### EXERCISE BRIEF
Make an exact copy of all the material below, apart from the pictures.

━━━ TASK INPUTS ━━━

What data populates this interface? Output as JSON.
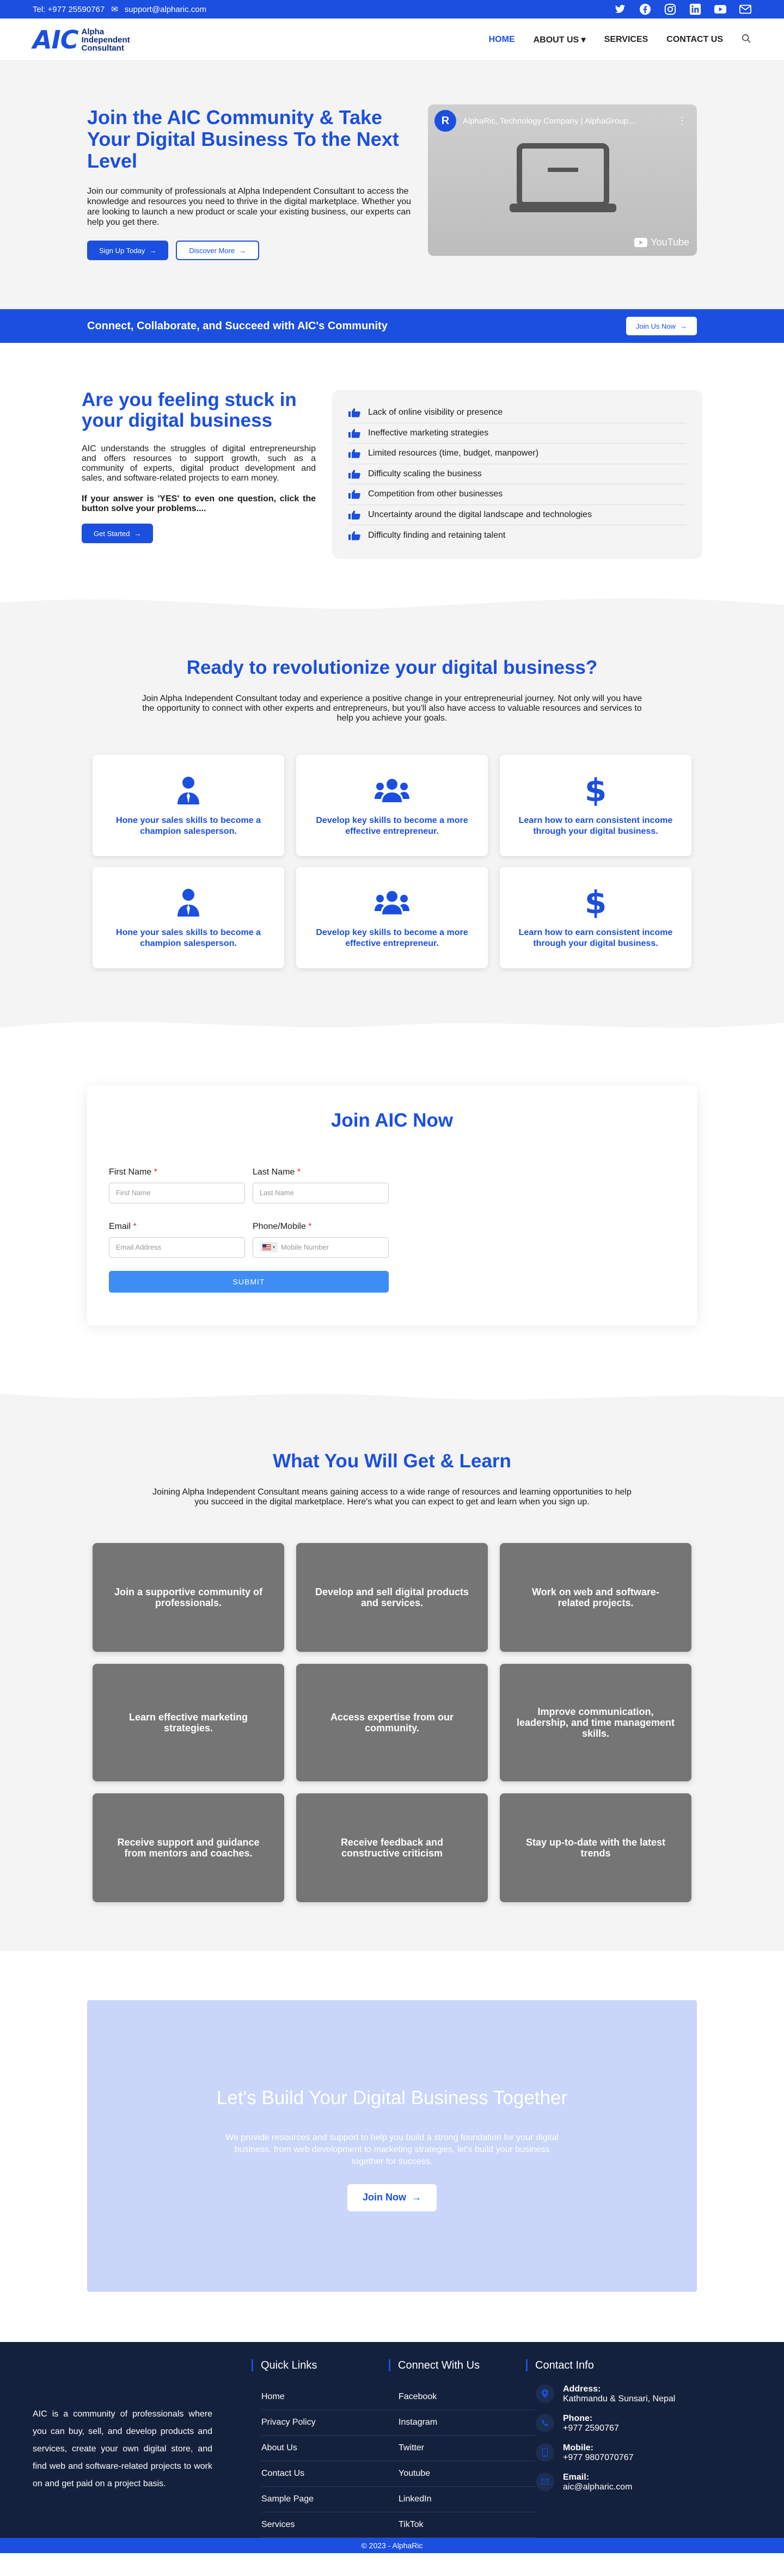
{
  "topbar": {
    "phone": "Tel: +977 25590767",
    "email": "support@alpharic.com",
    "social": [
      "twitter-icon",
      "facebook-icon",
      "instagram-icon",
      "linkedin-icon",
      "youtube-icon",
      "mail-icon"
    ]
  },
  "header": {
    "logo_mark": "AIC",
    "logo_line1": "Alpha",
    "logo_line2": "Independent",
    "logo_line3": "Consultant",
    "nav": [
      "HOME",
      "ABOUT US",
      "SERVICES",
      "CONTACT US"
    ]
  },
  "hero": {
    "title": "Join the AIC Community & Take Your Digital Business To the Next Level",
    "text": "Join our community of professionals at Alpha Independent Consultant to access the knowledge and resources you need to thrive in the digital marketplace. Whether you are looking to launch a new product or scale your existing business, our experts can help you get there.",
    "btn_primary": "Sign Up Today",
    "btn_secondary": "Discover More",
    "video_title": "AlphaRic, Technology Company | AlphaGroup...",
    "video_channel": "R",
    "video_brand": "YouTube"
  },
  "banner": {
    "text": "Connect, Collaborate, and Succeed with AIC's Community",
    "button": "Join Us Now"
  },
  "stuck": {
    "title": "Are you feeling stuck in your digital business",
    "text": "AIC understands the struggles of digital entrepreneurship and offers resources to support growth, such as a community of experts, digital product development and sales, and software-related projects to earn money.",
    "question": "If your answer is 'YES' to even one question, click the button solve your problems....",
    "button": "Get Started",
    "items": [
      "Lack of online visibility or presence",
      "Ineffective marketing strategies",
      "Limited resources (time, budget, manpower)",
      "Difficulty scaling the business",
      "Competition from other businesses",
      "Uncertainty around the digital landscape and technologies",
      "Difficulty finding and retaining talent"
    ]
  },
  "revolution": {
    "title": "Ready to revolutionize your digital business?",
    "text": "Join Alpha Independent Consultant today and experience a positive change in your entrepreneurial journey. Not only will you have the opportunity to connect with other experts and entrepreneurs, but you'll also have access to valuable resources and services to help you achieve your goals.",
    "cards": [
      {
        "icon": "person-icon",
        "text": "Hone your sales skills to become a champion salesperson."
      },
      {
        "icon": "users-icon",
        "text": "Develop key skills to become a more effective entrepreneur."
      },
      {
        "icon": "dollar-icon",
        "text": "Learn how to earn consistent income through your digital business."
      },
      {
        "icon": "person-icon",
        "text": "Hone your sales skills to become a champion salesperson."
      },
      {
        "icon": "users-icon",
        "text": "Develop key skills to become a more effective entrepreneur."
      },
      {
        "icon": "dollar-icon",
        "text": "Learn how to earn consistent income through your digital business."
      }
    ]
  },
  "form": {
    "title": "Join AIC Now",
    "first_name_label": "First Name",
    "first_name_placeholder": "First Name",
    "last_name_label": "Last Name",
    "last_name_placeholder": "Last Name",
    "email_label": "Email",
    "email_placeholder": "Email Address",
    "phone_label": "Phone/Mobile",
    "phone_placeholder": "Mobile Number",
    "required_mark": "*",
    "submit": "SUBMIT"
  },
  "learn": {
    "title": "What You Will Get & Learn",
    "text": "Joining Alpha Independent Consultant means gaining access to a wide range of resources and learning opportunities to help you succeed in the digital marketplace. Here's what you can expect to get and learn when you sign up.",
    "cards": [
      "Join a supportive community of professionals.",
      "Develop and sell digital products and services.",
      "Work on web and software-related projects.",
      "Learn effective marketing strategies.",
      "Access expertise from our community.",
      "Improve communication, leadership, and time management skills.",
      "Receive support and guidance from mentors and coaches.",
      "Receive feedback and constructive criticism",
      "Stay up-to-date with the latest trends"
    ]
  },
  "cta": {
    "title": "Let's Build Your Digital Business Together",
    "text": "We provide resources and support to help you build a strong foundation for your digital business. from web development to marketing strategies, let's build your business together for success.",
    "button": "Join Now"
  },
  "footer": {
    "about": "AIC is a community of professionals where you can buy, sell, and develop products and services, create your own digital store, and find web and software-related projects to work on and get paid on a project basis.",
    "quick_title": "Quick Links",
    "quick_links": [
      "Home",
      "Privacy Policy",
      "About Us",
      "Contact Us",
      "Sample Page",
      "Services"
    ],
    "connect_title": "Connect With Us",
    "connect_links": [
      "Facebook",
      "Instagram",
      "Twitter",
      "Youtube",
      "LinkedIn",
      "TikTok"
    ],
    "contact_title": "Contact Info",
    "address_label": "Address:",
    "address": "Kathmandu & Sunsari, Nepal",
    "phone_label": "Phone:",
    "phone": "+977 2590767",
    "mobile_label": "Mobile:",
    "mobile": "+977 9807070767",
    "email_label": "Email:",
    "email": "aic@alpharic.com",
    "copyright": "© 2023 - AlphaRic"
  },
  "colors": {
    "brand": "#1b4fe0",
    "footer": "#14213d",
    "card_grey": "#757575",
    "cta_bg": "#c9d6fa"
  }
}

━━━

### RESULT
What data populates this interface? Output as JSON.
{
  "topbar": {
    "phone": "Tel: +977 25590767",
    "email": "support@alpharic.com",
    "social": [
      "twitter-icon",
      "facebook-icon",
      "instagram-icon",
      "linkedin-icon",
      "youtube-icon",
      "mail-icon"
    ]
  },
  "header": {
    "logo_mark": "AIC",
    "logo_line1": "Alpha",
    "logo_line2": "Independent",
    "logo_line3": "Consultant",
    "nav": [
      "HOME",
      "ABOUT US",
      "SERVICES",
      "CONTACT US"
    ]
  },
  "hero": {
    "title": "Join the AIC Community & Take Your Digital Business To the Next Level",
    "text": "Join our community of professionals at Alpha Independent Consultant to access the knowledge and resources you need to thrive in the digital marketplace. Whether you are looking to launch a new product or scale your existing business, our experts can help you get there.",
    "btn_primary": "Sign Up Today",
    "btn_secondary": "Discover More",
    "video_title": "AlphaRic, Technology Company | AlphaGroup...",
    "video_channel": "R",
    "video_brand": "YouTube"
  },
  "banner": {
    "text": "Connect, Collaborate, and Succeed with AIC's Community",
    "button": "Join Us Now"
  },
  "stuck": {
    "title": "Are you feeling stuck in your digital business",
    "text": "AIC understands the struggles of digital entrepreneurship and offers resources to support growth, such as a community of experts, digital product development and sales, and software-related projects to earn money.",
    "question": "If your answer is 'YES' to even one question, click the button solve your problems....",
    "button": "Get Started",
    "items": [
      "Lack of online visibility or presence",
      "Ineffective marketing strategies",
      "Limited resources (time, budget, manpower)",
      "Difficulty scaling the business",
      "Competition from other businesses",
      "Uncertainty around the digital landscape and technologies",
      "Difficulty finding and retaining talent"
    ]
  },
  "revolution": {
    "title": "Ready to revolutionize your digital business?",
    "text": "Join Alpha Independent Consultant today and experience a positive change in your entrepreneurial journey. Not only will you have the opportunity to connect with other experts and entrepreneurs, but you'll also have access to valuable resources and services to help you achieve your goals.",
    "cards": [
      {
        "icon": "person-icon",
        "text": "Hone your sales skills to become a champion salesperson."
      },
      {
        "icon": "users-icon",
        "text": "Develop key skills to become a more effective entrepreneur."
      },
      {
        "icon": "dollar-icon",
        "text": "Learn how to earn consistent income through your digital business."
      },
      {
        "icon": "person-icon",
        "text": "Hone your sales skills to become a champion salesperson."
      },
      {
        "icon": "users-icon",
        "text": "Develop key skills to become a more effective entrepreneur."
      },
      {
        "icon": "dollar-icon",
        "text": "Learn how to earn consistent income through your digital business."
      }
    ]
  },
  "form": {
    "title": "Join AIC Now",
    "first_name_label": "First Name",
    "first_name_placeholder": "First Name",
    "last_name_label": "Last Name",
    "last_name_placeholder": "Last Name",
    "email_label": "Email",
    "email_placeholder": "Email Address",
    "phone_label": "Phone/Mobile",
    "phone_placeholder": "Mobile Number",
    "required_mark": "*",
    "submit": "SUBMIT"
  },
  "learn": {
    "title": "What You Will Get & Learn",
    "text": "Joining Alpha Independent Consultant means gaining access to a wide range of resources and learning opportunities to help you succeed in the digital marketplace. Here's what you can expect to get and learn when you sign up.",
    "cards": [
      "Join a supportive community of professionals.",
      "Develop and sell digital products and services.",
      "Work on web and software-related projects.",
      "Learn effective marketing strategies.",
      "Access expertise from our community.",
      "Improve communication, leadership, and time management skills.",
      "Receive support and guidance from mentors and coaches.",
      "Receive feedback and constructive criticism",
      "Stay up-to-date with the latest trends"
    ]
  },
  "cta": {
    "title": "Let's Build Your Digital Business Together",
    "text": "We provide resources and support to help you build a strong foundation for your digital business. from web development to marketing strategies, let's build your business together for success.",
    "button": "Join Now"
  },
  "footer": {
    "about": "AIC is a community of professionals where you can buy, sell, and develop products and services, create your own digital store, and find web and software-related projects to work on and get paid on a project basis.",
    "quick_title": "Quick Links",
    "quick_links": [
      "Home",
      "Privacy Policy",
      "About Us",
      "Contact Us",
      "Sample Page",
      "Services"
    ],
    "connect_title": "Connect With Us",
    "connect_links": [
      "Facebook",
      "Instagram",
      "Twitter",
      "Youtube",
      "LinkedIn",
      "TikTok"
    ],
    "contact_title": "Contact Info",
    "address_label": "Address:",
    "address": "Kathmandu & Sunsari, Nepal",
    "phone_label": "Phone:",
    "phone": "+977 2590767",
    "mobile_label": "Mobile:",
    "mobile": "+977 9807070767",
    "email_label": "Email:",
    "email": "aic@alpharic.com",
    "copyright": "© 2023 - AlphaRic"
  },
  "colors": {
    "brand": "#1b4fe0",
    "footer": "#14213d",
    "card_grey": "#757575",
    "cta_bg": "#c9d6fa"
  }
}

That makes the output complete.